_Challenge_
Your task is to transcribe the data in full.

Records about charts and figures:
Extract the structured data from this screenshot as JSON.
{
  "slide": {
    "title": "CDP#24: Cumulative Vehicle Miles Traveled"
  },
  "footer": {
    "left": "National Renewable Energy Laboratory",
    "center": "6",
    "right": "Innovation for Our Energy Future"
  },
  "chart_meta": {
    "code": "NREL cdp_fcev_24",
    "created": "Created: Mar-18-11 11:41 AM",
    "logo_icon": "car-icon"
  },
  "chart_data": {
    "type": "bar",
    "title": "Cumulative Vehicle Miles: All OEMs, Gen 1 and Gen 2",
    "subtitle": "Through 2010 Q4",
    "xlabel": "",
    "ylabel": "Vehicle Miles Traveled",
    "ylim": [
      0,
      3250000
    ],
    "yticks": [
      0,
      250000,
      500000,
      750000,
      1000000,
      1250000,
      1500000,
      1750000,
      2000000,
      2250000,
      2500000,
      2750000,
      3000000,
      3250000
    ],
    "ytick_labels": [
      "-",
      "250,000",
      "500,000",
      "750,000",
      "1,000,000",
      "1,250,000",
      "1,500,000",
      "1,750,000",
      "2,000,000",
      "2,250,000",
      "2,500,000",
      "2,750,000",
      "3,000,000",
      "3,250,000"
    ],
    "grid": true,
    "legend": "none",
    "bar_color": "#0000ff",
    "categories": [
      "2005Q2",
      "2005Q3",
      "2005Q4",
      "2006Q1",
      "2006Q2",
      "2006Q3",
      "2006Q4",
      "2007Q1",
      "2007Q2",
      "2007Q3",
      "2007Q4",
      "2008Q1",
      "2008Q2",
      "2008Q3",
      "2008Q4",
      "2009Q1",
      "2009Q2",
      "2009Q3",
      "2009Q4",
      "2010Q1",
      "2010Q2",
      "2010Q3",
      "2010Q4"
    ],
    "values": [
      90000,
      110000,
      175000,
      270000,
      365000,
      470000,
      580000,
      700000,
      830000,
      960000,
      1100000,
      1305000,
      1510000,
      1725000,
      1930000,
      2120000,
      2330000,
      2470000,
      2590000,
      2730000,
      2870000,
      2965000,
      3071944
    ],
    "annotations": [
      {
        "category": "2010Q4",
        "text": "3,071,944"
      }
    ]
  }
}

_Output for this exercise_
Extract the structured data from this screenshot as JSON.
{
  "slide": {
    "title": "CDP#24: Cumulative Vehicle Miles Traveled"
  },
  "footer": {
    "left": "National Renewable Energy Laboratory",
    "center": "6",
    "right": "Innovation for Our Energy Future"
  },
  "chart_meta": {
    "code": "NREL cdp_fcev_24",
    "created": "Created: Mar-18-11 11:41 AM",
    "logo_icon": "car-icon"
  },
  "chart_data": {
    "type": "bar",
    "title": "Cumulative Vehicle Miles: All OEMs, Gen 1 and Gen 2",
    "subtitle": "Through 2010 Q4",
    "xlabel": "",
    "ylabel": "Vehicle Miles Traveled",
    "ylim": [
      0,
      3250000
    ],
    "yticks": [
      0,
      250000,
      500000,
      750000,
      1000000,
      1250000,
      1500000,
      1750000,
      2000000,
      2250000,
      2500000,
      2750000,
      3000000,
      3250000
    ],
    "ytick_labels": [
      "-",
      "250,000",
      "500,000",
      "750,000",
      "1,000,000",
      "1,250,000",
      "1,500,000",
      "1,750,000",
      "2,000,000",
      "2,250,000",
      "2,500,000",
      "2,750,000",
      "3,000,000",
      "3,250,000"
    ],
    "grid": true,
    "legend": "none",
    "bar_color": "#0000ff",
    "categories": [
      "2005Q2",
      "2005Q3",
      "2005Q4",
      "2006Q1",
      "2006Q2",
      "2006Q3",
      "2006Q4",
      "2007Q1",
      "2007Q2",
      "2007Q3",
      "2007Q4",
      "2008Q1",
      "2008Q2",
      "2008Q3",
      "2008Q4",
      "2009Q1",
      "2009Q2",
      "2009Q3",
      "2009Q4",
      "2010Q1",
      "2010Q2",
      "2010Q3",
      "2010Q4"
    ],
    "values": [
      90000,
      110000,
      175000,
      270000,
      365000,
      470000,
      580000,
      700000,
      830000,
      960000,
      1100000,
      1305000,
      1510000,
      1725000,
      1930000,
      2120000,
      2330000,
      2470000,
      2590000,
      2730000,
      2870000,
      2965000,
      3071944
    ],
    "annotations": [
      {
        "category": "2010Q4",
        "text": "3,071,944"
      }
    ]
  }
}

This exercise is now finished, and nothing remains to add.